■ **DATASET RECORDS**
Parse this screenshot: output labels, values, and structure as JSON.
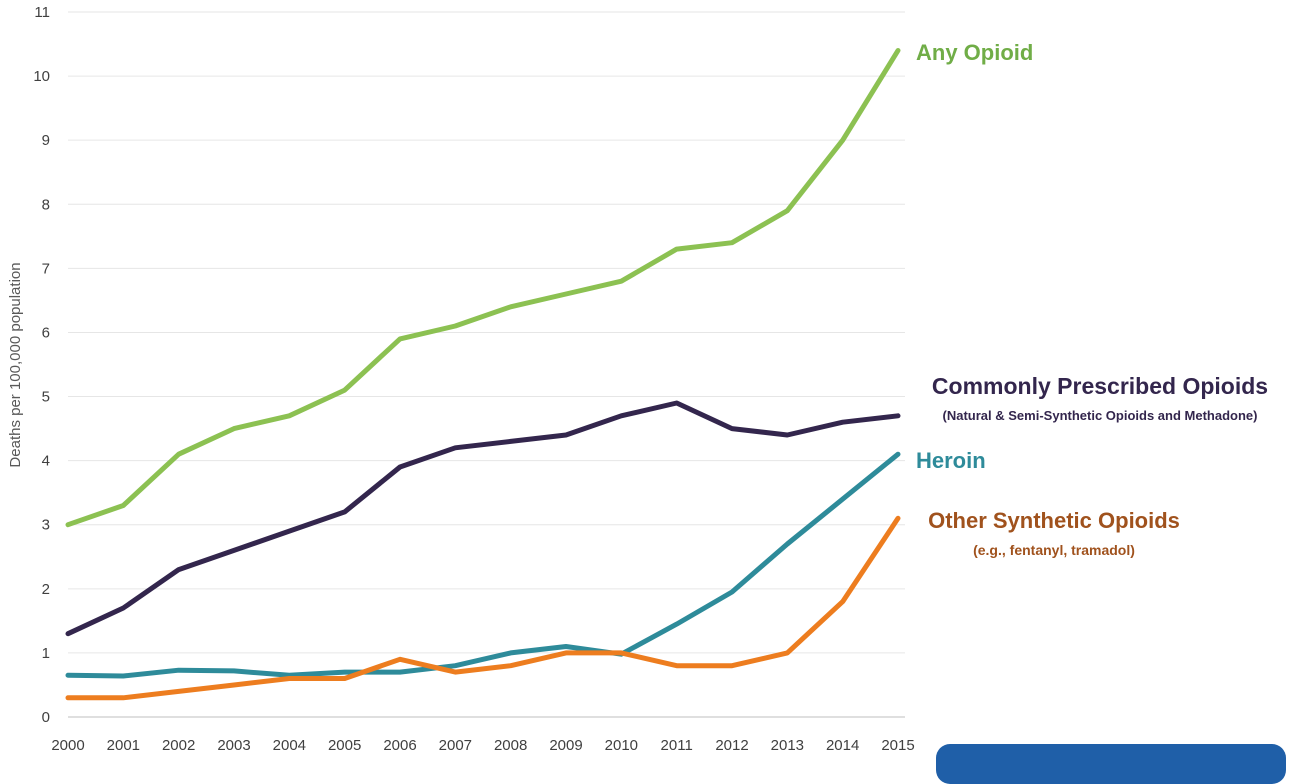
{
  "chart_data": {
    "type": "line",
    "title": "",
    "xlabel": "",
    "ylabel": "Deaths per 100,000 population",
    "ylim": [
      0,
      11
    ],
    "yticks": [
      "0",
      "1",
      "2",
      "3",
      "4",
      "5",
      "6",
      "7",
      "8",
      "9",
      "10",
      "11"
    ],
    "grid": "horizontal",
    "legend": "direct labels at right end of lines",
    "x": [
      "2000",
      "2001",
      "2002",
      "2003",
      "2004",
      "2005",
      "2006",
      "2007",
      "2008",
      "2009",
      "2010",
      "2011",
      "2012",
      "2013",
      "2014",
      "2015"
    ],
    "series": [
      {
        "name": "Any Opioid",
        "subtitle": "",
        "color": "#8cc152",
        "values": [
          3.0,
          3.3,
          4.1,
          4.5,
          4.7,
          5.1,
          5.9,
          6.1,
          6.4,
          6.6,
          6.8,
          7.3,
          7.4,
          7.9,
          9.0,
          10.4
        ]
      },
      {
        "name": "Commonly Prescribed Opioids",
        "subtitle": "(Natural & Semi-Synthetic Opioids and Methadone)",
        "color": "#33264d",
        "values": [
          1.3,
          1.7,
          2.3,
          2.6,
          2.9,
          3.2,
          3.9,
          4.2,
          4.3,
          4.4,
          4.7,
          4.9,
          4.5,
          4.4,
          4.6,
          4.7
        ]
      },
      {
        "name": "Heroin",
        "subtitle": "",
        "color": "#2e8b9a",
        "values": [
          0.65,
          0.64,
          0.73,
          0.72,
          0.65,
          0.7,
          0.7,
          0.8,
          1.0,
          1.1,
          0.98,
          1.45,
          1.95,
          2.7,
          3.4,
          4.1
        ]
      },
      {
        "name": "Other Synthetic Opioids",
        "subtitle": "(e.g., fentanyl, tramadol)",
        "color": "#ed7d1f",
        "values": [
          0.3,
          0.3,
          0.4,
          0.5,
          0.6,
          0.6,
          0.9,
          0.7,
          0.8,
          1.0,
          1.0,
          0.8,
          0.8,
          1.0,
          1.8,
          3.1
        ]
      }
    ]
  },
  "label_colors": {
    "Any Opioid": "#70ad47",
    "Commonly Prescribed Opioids": "#33264d",
    "Heroin": "#2e8b9a",
    "Other Synthetic Opioids": "#a0521d"
  }
}
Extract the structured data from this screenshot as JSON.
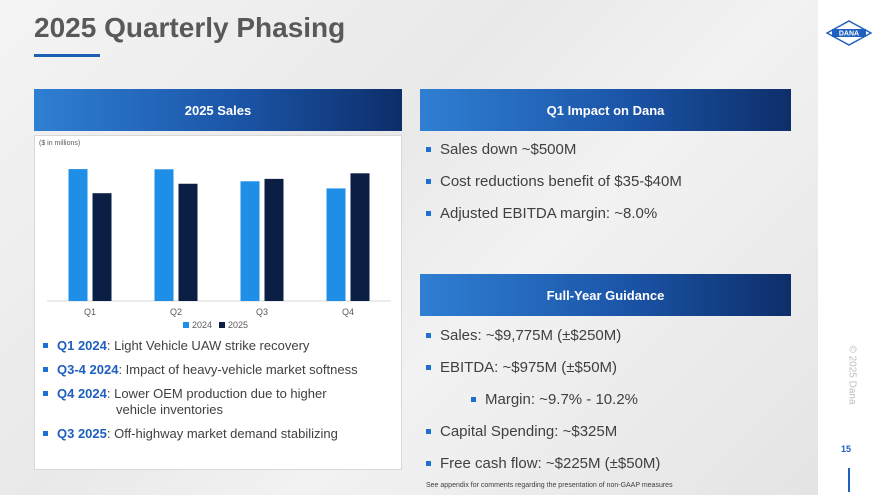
{
  "title": "2025 Quarterly Phasing",
  "logo_text": "DANA",
  "sales_panel": {
    "header": "2025 Sales",
    "units_note": "($ in millions)"
  },
  "chart_data": {
    "type": "bar",
    "title": "2025 Sales",
    "ylabel": "($ in millions)",
    "categories": [
      "Q1",
      "Q2",
      "Q3",
      "Q4"
    ],
    "series": [
      {
        "name": "2024",
        "color": "#1f8ee6",
        "values": [
          2736,
          2732,
          2483,
          2335
        ]
      },
      {
        "name": "2025",
        "color": "#0b1f45",
        "values": [
          2236,
          2432,
          2533,
          2649
        ]
      }
    ],
    "ylim": [
      0,
      2800
    ],
    "legend_position": "bottom"
  },
  "drivers": [
    {
      "label": "Q1 2024",
      "text": ": Light Vehicle UAW strike recovery"
    },
    {
      "label": "Q3-4 2024",
      "text": ": Impact of heavy-vehicle market softness"
    },
    {
      "label": "Q4 2024",
      "text": ": Lower OEM production due to higher",
      "cont": "vehicle inventories"
    },
    {
      "label": "Q3 2025",
      "text": ": Off-highway market demand stabilizing"
    }
  ],
  "q1_panel": {
    "header": "Q1 Impact on Dana",
    "items": [
      "Sales down ~$500M",
      "Cost reductions benefit of $35-$40M",
      "Adjusted EBITDA margin: ~8.0%"
    ]
  },
  "guidance_panel": {
    "header": "Full-Year Guidance",
    "items": [
      "Sales: ~$9,775M (±$250M)",
      "EBITDA: ~$975M (±$50M)",
      "Margin: ~9.7% - 10.2%",
      "Capital Spending: ~$325M",
      "Free cash flow:  ~$225M (±$50M)"
    ]
  },
  "footnote": "See appendix for comments regarding the presentation of non-GAAP measures",
  "copyright": "© 2025 Dana",
  "page_number": "15"
}
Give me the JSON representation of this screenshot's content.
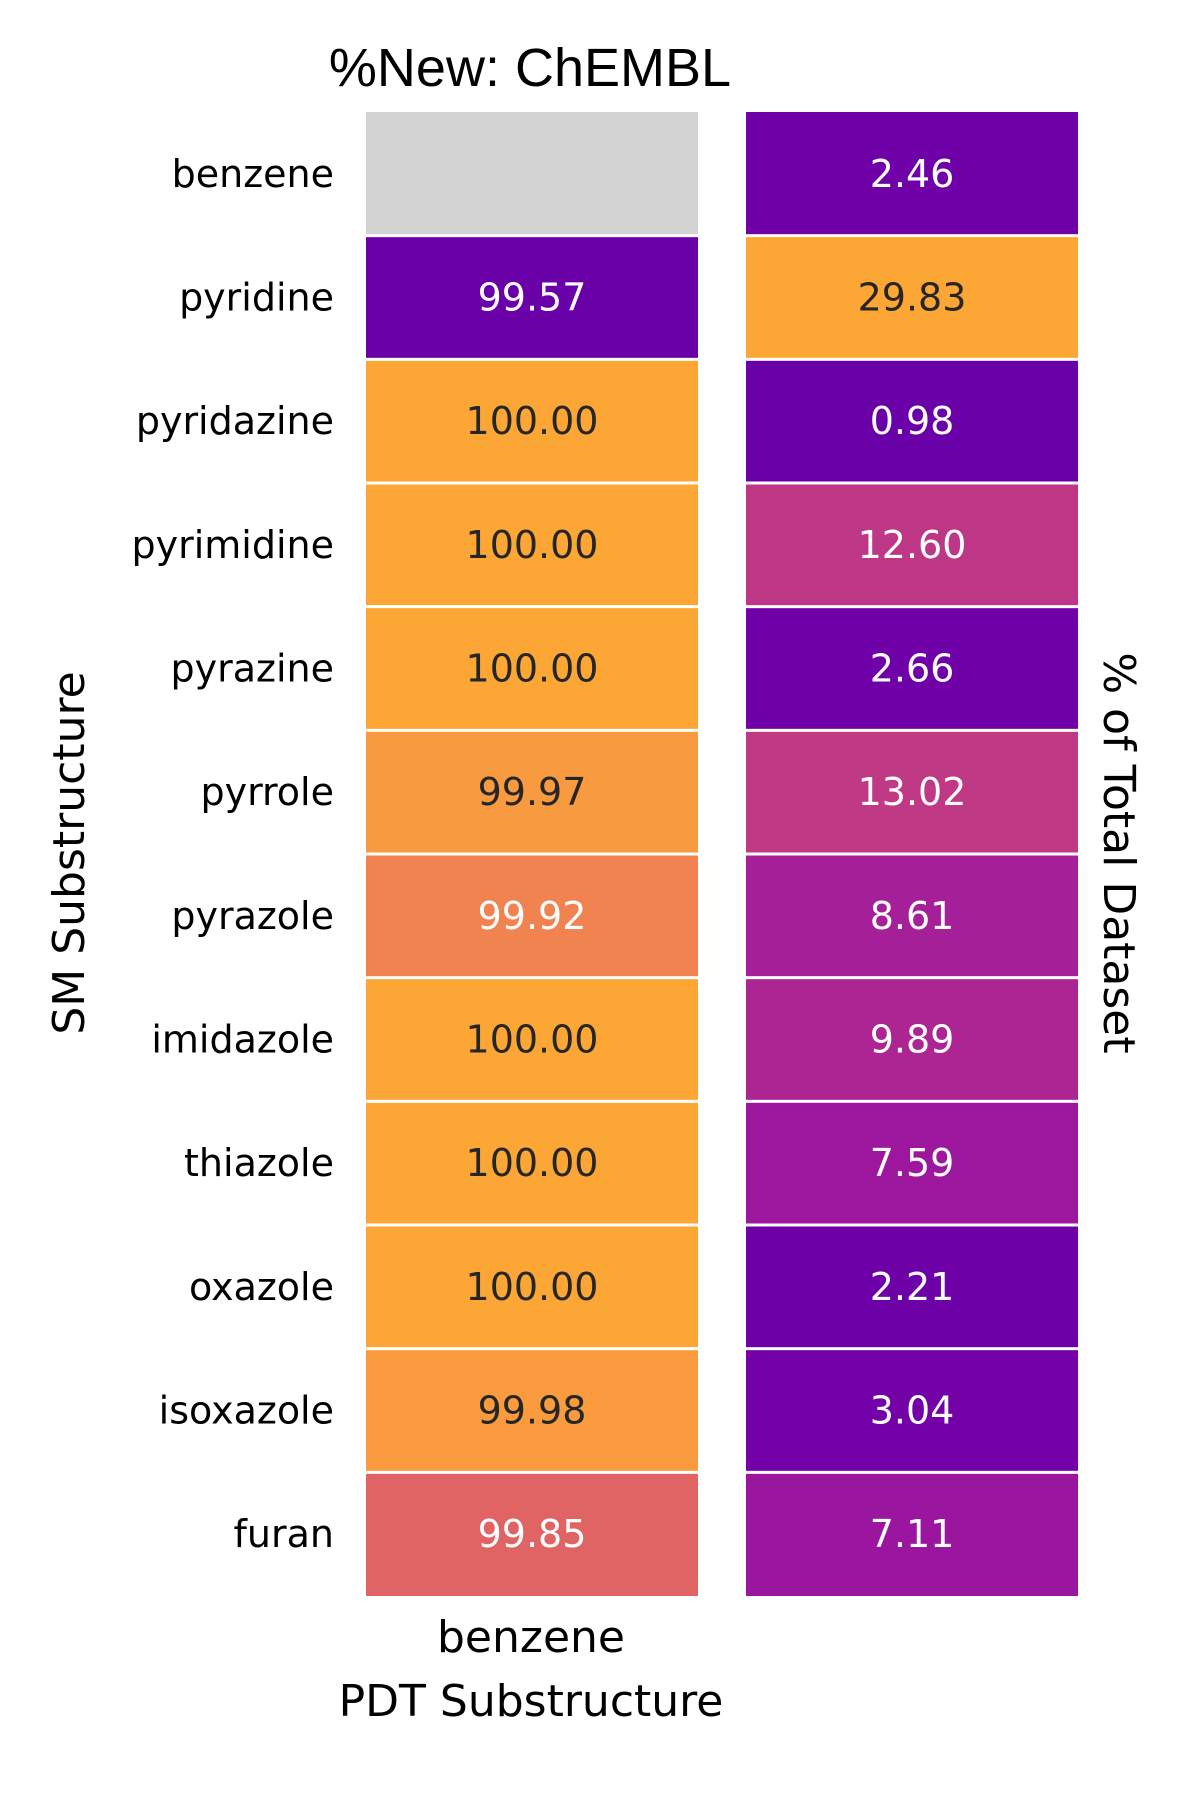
{
  "chart_data": {
    "type": "heatmap",
    "title": "%New: ChEMBL",
    "ylabel": "SM Substructure",
    "xlabel": "PDT Substructure",
    "x_tick_labels": [
      "benzene"
    ],
    "right_label": "% of Total Dataset",
    "rows": [
      "benzene",
      "pyridine",
      "pyridazine",
      "pyrimidine",
      "pyrazine",
      "pyrrole",
      "pyrazole",
      "imidazole",
      "thiazole",
      "oxazole",
      "isoxazole",
      "furan"
    ],
    "series": [
      {
        "values": [
          null,
          99.57,
          100.0,
          100.0,
          100.0,
          99.97,
          99.92,
          100.0,
          100.0,
          100.0,
          99.98,
          99.85
        ],
        "labels": [
          "",
          "99.57",
          "100.00",
          "100.00",
          "100.00",
          "99.97",
          "99.92",
          "100.00",
          "100.00",
          "100.00",
          "99.98",
          "99.85"
        ],
        "colors": [
          "#d3d3d3",
          "#6a00a8",
          "#fca636",
          "#fca636",
          "#fca636",
          "#f89a40",
          "#f0834f",
          "#fca636",
          "#fca636",
          "#fca636",
          "#f99b3e",
          "#e06464"
        ],
        "text_colors": [
          "#262626",
          "#ffffff",
          "#262626",
          "#262626",
          "#262626",
          "#262626",
          "#ffffff",
          "#262626",
          "#262626",
          "#262626",
          "#262626",
          "#ffffff"
        ]
      },
      {
        "values": [
          2.46,
          29.83,
          0.98,
          12.6,
          2.66,
          13.02,
          8.61,
          9.89,
          7.59,
          2.21,
          3.04,
          7.11
        ],
        "labels": [
          "2.46",
          "29.83",
          "0.98",
          "12.60",
          "2.66",
          "13.02",
          "8.61",
          "9.89",
          "7.59",
          "2.21",
          "3.04",
          "7.11"
        ],
        "colors": [
          "#7000a8",
          "#fca636",
          "#6a00a8",
          "#bd3786",
          "#7000a8",
          "#bf3984",
          "#a51f99",
          "#ac2593",
          "#9c179e",
          "#6e00a8",
          "#7401a8",
          "#9a169f"
        ],
        "text_colors": [
          "#ffffff",
          "#262626",
          "#ffffff",
          "#ffffff",
          "#ffffff",
          "#ffffff",
          "#ffffff",
          "#ffffff",
          "#ffffff",
          "#ffffff",
          "#ffffff",
          "#ffffff"
        ]
      }
    ]
  }
}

■ **WHAT YOU SHOULD DO**
Copy the listing in full and without alteration, omitting every picture.

■ **CORRECT RESPONSE**
Parse this screenshot: output labels, values, and structure as JSON.
{
  "chart_data": {
    "type": "line",
    "title": "",
    "xlabel": "",
    "ylabel": "Deaths per 100,000 population",
    "ylim": [
      0,
      11
    ],
    "yticks": [
      "0",
      "1",
      "2",
      "3",
      "4",
      "5",
      "6",
      "7",
      "8",
      "9",
      "10",
      "11"
    ],
    "grid": "horizontal",
    "legend": "direct labels at right end of lines",
    "x": [
      "2000",
      "2001",
      "2002",
      "2003",
      "2004",
      "2005",
      "2006",
      "2007",
      "2008",
      "2009",
      "2010",
      "2011",
      "2012",
      "2013",
      "2014",
      "2015"
    ],
    "series": [
      {
        "name": "Any Opioid",
        "subtitle": "",
        "color": "#8cc152",
        "values": [
          3.0,
          3.3,
          4.1,
          4.5,
          4.7,
          5.1,
          5.9,
          6.1,
          6.4,
          6.6,
          6.8,
          7.3,
          7.4,
          7.9,
          9.0,
          10.4
        ]
      },
      {
        "name": "Commonly Prescribed Opioids",
        "subtitle": "(Natural & Semi-Synthetic Opioids and Methadone)",
        "color": "#33264d",
        "values": [
          1.3,
          1.7,
          2.3,
          2.6,
          2.9,
          3.2,
          3.9,
          4.2,
          4.3,
          4.4,
          4.7,
          4.9,
          4.5,
          4.4,
          4.6,
          4.7
        ]
      },
      {
        "name": "Heroin",
        "subtitle": "",
        "color": "#2e8b9a",
        "values": [
          0.65,
          0.64,
          0.73,
          0.72,
          0.65,
          0.7,
          0.7,
          0.8,
          1.0,
          1.1,
          0.98,
          1.45,
          1.95,
          2.7,
          3.4,
          4.1
        ]
      },
      {
        "name": "Other Synthetic Opioids",
        "subtitle": "(e.g., fentanyl, tramadol)",
        "color": "#ed7d1f",
        "values": [
          0.3,
          0.3,
          0.4,
          0.5,
          0.6,
          0.6,
          0.9,
          0.7,
          0.8,
          1.0,
          1.0,
          0.8,
          0.8,
          1.0,
          1.8,
          3.1
        ]
      }
    ]
  },
  "label_colors": {
    "Any Opioid": "#70ad47",
    "Commonly Prescribed Opioids": "#33264d",
    "Heroin": "#2e8b9a",
    "Other Synthetic Opioids": "#a0521d"
  }
}
Extract the structured data from this screenshot as JSON.
{
  "title": "2025 Quarterly Phasing",
  "logo_text": "DANA",
  "sales_panel": {
    "header": "2025 Sales",
    "units_note": "($ in millions)"
  },
  "chart_data": {
    "type": "bar",
    "title": "2025 Sales",
    "ylabel": "($ in millions)",
    "categories": [
      "Q1",
      "Q2",
      "Q3",
      "Q4"
    ],
    "series": [
      {
        "name": "2024",
        "color": "#1f8ee6",
        "values": [
          2736,
          2732,
          2483,
          2335
        ]
      },
      {
        "name": "2025",
        "color": "#0b1f45",
        "values": [
          2236,
          2432,
          2533,
          2649
        ]
      }
    ],
    "ylim": [
      0,
      2800
    ],
    "legend_position": "bottom"
  },
  "drivers": [
    {
      "label": "Q1 2024",
      "text": ": Light Vehicle UAW strike recovery"
    },
    {
      "label": "Q3-4 2024",
      "text": ": Impact of heavy-vehicle market softness"
    },
    {
      "label": "Q4 2024",
      "text": ": Lower OEM production due to higher",
      "cont": "vehicle inventories"
    },
    {
      "label": "Q3 2025",
      "text": ": Off-highway market demand stabilizing"
    }
  ],
  "q1_panel": {
    "header": "Q1 Impact on Dana",
    "items": [
      "Sales down ~$500M",
      "Cost reductions benefit of $35-$40M",
      "Adjusted EBITDA margin: ~8.0%"
    ]
  },
  "guidance_panel": {
    "header": "Full-Year Guidance",
    "items": [
      "Sales: ~$9,775M (±$250M)",
      "EBITDA: ~$975M (±$50M)",
      "Margin: ~9.7% - 10.2%",
      "Capital Spending: ~$325M",
      "Free cash flow:  ~$225M (±$50M)"
    ]
  },
  "footnote": "See appendix for comments regarding the presentation of non-GAAP measures",
  "copyright": "© 2025 Dana",
  "page_number": "15"
}
Give me the JSON representation of this screenshot's content.
{
  "chart_data": {
    "type": "heatmap",
    "title": "%New: ChEMBL",
    "ylabel": "SM Substructure",
    "xlabel": "PDT Substructure",
    "x_tick_labels": [
      "benzene"
    ],
    "right_label": "% of Total Dataset",
    "rows": [
      "benzene",
      "pyridine",
      "pyridazine",
      "pyrimidine",
      "pyrazine",
      "pyrrole",
      "pyrazole",
      "imidazole",
      "thiazole",
      "oxazole",
      "isoxazole",
      "furan"
    ],
    "series": [
      {
        "values": [
          null,
          99.57,
          100.0,
          100.0,
          100.0,
          99.97,
          99.92,
          100.0,
          100.0,
          100.0,
          99.98,
          99.85
        ],
        "labels": [
          "",
          "99.57",
          "100.00",
          "100.00",
          "100.00",
          "99.97",
          "99.92",
          "100.00",
          "100.00",
          "100.00",
          "99.98",
          "99.85"
        ],
        "colors": [
          "#d3d3d3",
          "#6a00a8",
          "#fca636",
          "#fca636",
          "#fca636",
          "#f89a40",
          "#f0834f",
          "#fca636",
          "#fca636",
          "#fca636",
          "#f99b3e",
          "#e06464"
        ],
        "text_colors": [
          "#262626",
          "#ffffff",
          "#262626",
          "#262626",
          "#262626",
          "#262626",
          "#ffffff",
          "#262626",
          "#262626",
          "#262626",
          "#262626",
          "#ffffff"
        ]
      },
      {
        "values": [
          2.46,
          29.83,
          0.98,
          12.6,
          2.66,
          13.02,
          8.61,
          9.89,
          7.59,
          2.21,
          3.04,
          7.11
        ],
        "labels": [
          "2.46",
          "29.83",
          "0.98",
          "12.60",
          "2.66",
          "13.02",
          "8.61",
          "9.89",
          "7.59",
          "2.21",
          "3.04",
          "7.11"
        ],
        "colors": [
          "#7000a8",
          "#fca636",
          "#6a00a8",
          "#bd3786",
          "#7000a8",
          "#bf3984",
          "#a51f99",
          "#ac2593",
          "#9c179e",
          "#6e00a8",
          "#7401a8",
          "#9a169f"
        ],
        "text_colors": [
          "#ffffff",
          "#262626",
          "#ffffff",
          "#ffffff",
          "#ffffff",
          "#ffffff",
          "#ffffff",
          "#ffffff",
          "#ffffff",
          "#ffffff",
          "#ffffff",
          "#ffffff"
        ]
      }
    ]
  }
}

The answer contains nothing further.